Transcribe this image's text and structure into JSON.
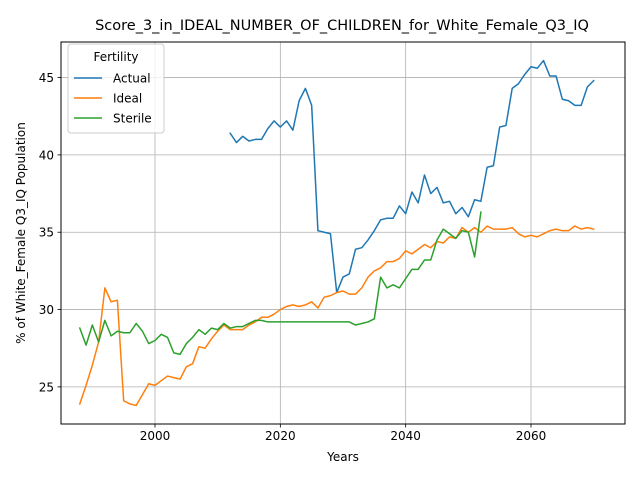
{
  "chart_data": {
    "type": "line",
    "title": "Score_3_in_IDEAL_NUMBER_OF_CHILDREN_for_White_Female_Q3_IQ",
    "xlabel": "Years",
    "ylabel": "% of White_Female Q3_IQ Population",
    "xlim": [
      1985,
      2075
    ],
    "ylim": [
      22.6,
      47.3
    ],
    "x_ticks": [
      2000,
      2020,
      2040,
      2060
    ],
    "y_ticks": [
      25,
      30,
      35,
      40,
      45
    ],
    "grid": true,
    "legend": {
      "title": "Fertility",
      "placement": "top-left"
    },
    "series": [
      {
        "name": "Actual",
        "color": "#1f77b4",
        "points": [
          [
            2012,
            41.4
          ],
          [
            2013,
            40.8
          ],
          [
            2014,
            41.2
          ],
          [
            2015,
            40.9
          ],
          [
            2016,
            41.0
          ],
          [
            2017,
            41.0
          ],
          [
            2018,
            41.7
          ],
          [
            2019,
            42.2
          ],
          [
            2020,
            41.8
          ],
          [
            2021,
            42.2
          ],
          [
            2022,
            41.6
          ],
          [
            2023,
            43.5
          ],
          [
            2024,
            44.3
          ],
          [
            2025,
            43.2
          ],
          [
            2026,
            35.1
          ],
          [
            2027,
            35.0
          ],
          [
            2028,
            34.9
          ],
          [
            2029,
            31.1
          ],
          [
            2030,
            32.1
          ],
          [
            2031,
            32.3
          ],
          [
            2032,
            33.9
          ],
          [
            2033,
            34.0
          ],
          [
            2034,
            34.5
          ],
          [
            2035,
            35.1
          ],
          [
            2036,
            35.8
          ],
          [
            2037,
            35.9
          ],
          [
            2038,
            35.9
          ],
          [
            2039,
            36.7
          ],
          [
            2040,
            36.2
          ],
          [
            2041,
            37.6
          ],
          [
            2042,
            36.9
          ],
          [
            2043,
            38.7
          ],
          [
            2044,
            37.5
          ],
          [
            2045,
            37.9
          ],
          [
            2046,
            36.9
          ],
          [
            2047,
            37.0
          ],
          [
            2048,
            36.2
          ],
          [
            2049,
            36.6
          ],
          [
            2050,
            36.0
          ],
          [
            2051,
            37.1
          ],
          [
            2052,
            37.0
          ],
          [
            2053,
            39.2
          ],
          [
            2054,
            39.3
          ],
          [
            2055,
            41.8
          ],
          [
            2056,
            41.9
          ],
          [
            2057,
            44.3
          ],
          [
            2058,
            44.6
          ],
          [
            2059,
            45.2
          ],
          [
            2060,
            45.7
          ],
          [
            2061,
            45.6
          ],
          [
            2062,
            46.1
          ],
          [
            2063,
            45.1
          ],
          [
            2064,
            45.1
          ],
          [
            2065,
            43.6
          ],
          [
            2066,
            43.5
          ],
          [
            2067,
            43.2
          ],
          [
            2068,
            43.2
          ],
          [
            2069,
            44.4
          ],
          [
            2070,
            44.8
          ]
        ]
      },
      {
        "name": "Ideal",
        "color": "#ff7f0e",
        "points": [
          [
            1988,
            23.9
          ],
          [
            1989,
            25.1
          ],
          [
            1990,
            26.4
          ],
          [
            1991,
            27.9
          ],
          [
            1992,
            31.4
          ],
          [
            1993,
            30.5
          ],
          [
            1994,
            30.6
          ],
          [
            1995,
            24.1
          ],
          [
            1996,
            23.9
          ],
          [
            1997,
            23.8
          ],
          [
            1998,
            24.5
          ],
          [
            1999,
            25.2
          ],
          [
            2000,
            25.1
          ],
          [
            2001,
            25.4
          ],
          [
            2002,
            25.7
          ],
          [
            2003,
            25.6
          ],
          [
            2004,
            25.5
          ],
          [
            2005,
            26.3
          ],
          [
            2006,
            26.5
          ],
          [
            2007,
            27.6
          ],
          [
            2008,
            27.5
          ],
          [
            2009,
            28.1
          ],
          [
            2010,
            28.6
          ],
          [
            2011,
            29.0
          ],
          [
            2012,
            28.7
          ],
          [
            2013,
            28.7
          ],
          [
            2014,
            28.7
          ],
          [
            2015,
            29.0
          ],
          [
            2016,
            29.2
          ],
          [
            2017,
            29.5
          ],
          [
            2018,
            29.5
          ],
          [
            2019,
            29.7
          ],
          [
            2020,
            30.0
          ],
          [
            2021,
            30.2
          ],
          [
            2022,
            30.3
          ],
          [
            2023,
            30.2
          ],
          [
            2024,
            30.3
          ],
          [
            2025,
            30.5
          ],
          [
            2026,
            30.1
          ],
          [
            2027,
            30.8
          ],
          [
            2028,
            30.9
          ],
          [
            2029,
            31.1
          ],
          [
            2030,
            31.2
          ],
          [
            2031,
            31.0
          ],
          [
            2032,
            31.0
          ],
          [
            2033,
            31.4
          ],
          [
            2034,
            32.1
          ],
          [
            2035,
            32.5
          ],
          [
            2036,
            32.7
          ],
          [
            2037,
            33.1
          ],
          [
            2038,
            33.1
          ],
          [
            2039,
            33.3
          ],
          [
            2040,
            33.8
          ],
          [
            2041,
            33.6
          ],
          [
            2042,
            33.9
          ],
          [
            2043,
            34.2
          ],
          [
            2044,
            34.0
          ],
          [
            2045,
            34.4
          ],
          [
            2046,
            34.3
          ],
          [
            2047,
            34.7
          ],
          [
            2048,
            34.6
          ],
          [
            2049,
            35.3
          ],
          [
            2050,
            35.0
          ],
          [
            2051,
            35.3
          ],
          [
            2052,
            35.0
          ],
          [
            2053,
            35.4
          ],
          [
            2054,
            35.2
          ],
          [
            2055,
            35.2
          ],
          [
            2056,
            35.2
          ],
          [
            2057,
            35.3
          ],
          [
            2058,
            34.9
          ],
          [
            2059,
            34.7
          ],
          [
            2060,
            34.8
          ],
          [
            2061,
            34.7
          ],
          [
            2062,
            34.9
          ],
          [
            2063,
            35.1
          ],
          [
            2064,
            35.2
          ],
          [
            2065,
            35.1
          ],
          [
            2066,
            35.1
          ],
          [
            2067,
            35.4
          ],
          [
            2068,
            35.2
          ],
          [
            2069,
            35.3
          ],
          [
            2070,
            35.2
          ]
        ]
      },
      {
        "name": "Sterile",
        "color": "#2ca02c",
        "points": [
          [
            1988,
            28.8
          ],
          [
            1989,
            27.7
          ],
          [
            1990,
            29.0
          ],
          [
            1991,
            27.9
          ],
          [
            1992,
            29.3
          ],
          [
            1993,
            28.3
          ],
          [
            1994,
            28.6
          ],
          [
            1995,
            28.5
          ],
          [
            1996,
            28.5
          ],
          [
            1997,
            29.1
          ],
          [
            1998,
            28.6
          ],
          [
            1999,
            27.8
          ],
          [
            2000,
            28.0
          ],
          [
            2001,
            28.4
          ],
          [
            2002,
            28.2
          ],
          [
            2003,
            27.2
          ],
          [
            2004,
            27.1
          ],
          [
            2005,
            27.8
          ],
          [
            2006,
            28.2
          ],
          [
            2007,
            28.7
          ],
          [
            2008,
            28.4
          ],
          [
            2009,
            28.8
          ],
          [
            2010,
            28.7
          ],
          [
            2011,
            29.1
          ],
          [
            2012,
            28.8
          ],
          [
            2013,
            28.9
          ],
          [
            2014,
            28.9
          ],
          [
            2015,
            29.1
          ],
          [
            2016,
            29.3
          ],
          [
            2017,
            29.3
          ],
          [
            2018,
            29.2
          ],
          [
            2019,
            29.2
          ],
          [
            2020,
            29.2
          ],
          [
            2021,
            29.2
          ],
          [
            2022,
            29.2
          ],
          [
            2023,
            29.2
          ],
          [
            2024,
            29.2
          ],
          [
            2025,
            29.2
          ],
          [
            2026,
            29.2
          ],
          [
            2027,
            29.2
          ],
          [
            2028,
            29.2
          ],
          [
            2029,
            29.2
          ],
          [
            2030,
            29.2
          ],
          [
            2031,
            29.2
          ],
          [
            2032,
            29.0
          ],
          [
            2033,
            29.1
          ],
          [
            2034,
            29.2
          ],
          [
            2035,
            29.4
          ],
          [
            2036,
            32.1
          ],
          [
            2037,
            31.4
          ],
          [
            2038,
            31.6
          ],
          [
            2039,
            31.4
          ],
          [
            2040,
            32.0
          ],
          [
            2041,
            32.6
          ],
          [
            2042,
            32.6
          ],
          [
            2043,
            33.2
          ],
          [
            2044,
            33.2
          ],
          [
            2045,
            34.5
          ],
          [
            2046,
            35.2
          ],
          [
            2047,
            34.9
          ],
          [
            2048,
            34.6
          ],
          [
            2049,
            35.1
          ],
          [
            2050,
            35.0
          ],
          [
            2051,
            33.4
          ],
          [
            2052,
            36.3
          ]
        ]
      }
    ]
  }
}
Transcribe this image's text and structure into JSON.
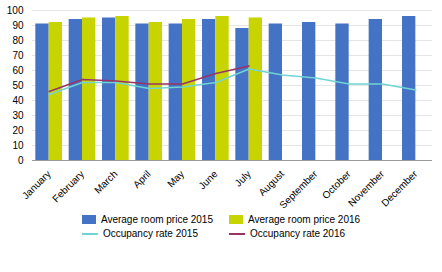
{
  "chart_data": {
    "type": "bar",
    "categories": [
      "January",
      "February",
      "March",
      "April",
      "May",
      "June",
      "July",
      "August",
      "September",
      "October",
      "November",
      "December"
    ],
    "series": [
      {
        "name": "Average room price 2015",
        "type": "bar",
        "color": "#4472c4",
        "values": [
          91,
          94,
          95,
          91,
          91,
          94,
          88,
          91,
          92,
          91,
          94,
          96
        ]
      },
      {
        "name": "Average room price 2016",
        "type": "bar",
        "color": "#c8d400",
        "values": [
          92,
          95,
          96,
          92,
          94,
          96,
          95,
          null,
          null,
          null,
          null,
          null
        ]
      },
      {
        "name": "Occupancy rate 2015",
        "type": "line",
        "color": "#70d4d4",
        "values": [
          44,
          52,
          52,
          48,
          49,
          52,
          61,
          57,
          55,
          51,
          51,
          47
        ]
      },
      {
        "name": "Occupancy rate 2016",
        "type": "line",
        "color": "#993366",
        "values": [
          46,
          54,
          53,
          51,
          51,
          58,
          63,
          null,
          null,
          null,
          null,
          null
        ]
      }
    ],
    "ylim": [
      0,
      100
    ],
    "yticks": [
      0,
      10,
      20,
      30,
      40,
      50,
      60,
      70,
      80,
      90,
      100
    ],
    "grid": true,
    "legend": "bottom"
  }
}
---
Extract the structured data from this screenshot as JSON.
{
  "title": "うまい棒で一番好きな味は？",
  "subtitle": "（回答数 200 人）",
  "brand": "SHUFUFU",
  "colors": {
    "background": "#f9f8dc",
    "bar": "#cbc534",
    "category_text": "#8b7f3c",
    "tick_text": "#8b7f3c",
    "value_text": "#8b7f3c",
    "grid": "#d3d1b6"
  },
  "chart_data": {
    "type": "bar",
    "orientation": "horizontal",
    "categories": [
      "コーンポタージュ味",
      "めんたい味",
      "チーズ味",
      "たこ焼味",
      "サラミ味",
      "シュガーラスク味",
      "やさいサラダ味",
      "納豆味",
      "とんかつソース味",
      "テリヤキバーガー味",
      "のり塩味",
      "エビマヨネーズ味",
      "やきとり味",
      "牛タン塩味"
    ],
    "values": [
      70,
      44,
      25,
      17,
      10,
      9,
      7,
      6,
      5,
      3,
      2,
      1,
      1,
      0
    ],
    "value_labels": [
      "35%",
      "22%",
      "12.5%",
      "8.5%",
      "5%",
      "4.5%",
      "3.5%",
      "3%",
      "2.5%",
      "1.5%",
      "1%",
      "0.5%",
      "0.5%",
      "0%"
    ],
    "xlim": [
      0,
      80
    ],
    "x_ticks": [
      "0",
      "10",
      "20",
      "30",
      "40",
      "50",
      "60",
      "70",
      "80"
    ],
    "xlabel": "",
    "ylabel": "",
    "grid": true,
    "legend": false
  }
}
...
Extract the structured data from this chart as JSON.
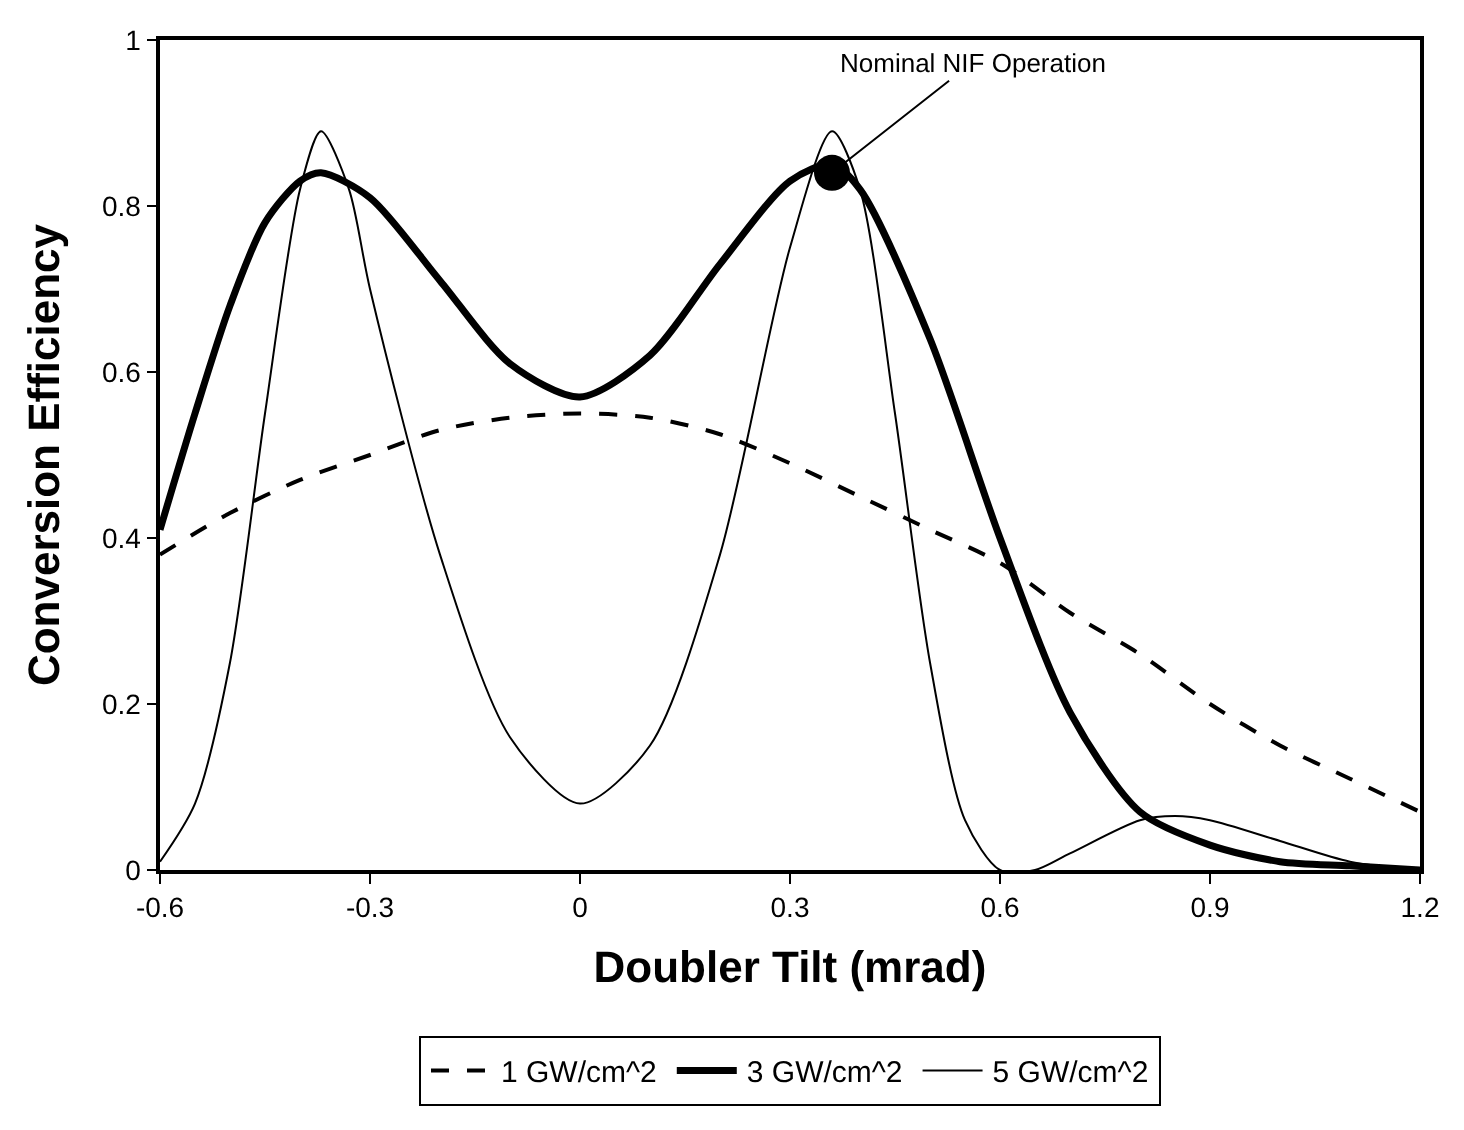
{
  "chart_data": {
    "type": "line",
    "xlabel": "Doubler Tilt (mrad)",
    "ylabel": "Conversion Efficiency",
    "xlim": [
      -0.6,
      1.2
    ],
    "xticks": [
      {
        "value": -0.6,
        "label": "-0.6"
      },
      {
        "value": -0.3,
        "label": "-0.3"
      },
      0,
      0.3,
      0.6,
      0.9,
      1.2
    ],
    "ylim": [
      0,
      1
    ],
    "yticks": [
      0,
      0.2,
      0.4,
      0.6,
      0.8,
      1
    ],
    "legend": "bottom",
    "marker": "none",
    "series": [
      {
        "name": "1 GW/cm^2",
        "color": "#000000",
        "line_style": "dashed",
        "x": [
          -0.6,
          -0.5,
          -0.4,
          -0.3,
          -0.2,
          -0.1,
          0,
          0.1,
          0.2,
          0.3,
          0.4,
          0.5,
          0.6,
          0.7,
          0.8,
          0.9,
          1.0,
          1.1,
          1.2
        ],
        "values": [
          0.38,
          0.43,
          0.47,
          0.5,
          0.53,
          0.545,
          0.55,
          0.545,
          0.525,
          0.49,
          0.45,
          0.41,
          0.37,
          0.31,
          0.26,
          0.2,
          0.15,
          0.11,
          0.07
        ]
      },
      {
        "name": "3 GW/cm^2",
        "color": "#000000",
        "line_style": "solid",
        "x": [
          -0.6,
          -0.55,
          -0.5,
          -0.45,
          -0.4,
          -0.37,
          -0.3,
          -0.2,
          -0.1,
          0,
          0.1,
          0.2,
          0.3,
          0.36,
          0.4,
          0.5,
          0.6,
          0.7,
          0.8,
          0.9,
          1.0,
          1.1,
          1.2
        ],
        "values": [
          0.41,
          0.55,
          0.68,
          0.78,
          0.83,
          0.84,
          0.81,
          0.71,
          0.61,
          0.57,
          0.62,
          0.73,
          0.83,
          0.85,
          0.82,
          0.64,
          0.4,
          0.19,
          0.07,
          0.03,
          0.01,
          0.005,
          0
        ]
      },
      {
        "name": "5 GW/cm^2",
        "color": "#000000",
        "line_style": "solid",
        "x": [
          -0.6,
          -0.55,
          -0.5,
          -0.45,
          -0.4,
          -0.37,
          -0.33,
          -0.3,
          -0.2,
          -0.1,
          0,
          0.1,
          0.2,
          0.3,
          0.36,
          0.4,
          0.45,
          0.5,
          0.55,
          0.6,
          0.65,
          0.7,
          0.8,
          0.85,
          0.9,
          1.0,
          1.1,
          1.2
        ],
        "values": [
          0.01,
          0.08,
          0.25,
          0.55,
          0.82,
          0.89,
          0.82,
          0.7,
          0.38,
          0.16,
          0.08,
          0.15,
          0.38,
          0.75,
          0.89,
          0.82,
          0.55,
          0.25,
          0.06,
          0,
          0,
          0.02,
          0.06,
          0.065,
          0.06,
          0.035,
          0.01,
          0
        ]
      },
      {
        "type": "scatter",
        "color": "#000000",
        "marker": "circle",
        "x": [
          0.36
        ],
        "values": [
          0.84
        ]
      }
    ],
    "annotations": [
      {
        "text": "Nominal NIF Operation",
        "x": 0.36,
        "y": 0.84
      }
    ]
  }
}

- _What the task asks_
Pick out all the lines with the word "Occupancy" in them and copy them.

- _Output of the task_
        "name": "Occupancy rate 2015",
        "name": "Occupancy rate 2016",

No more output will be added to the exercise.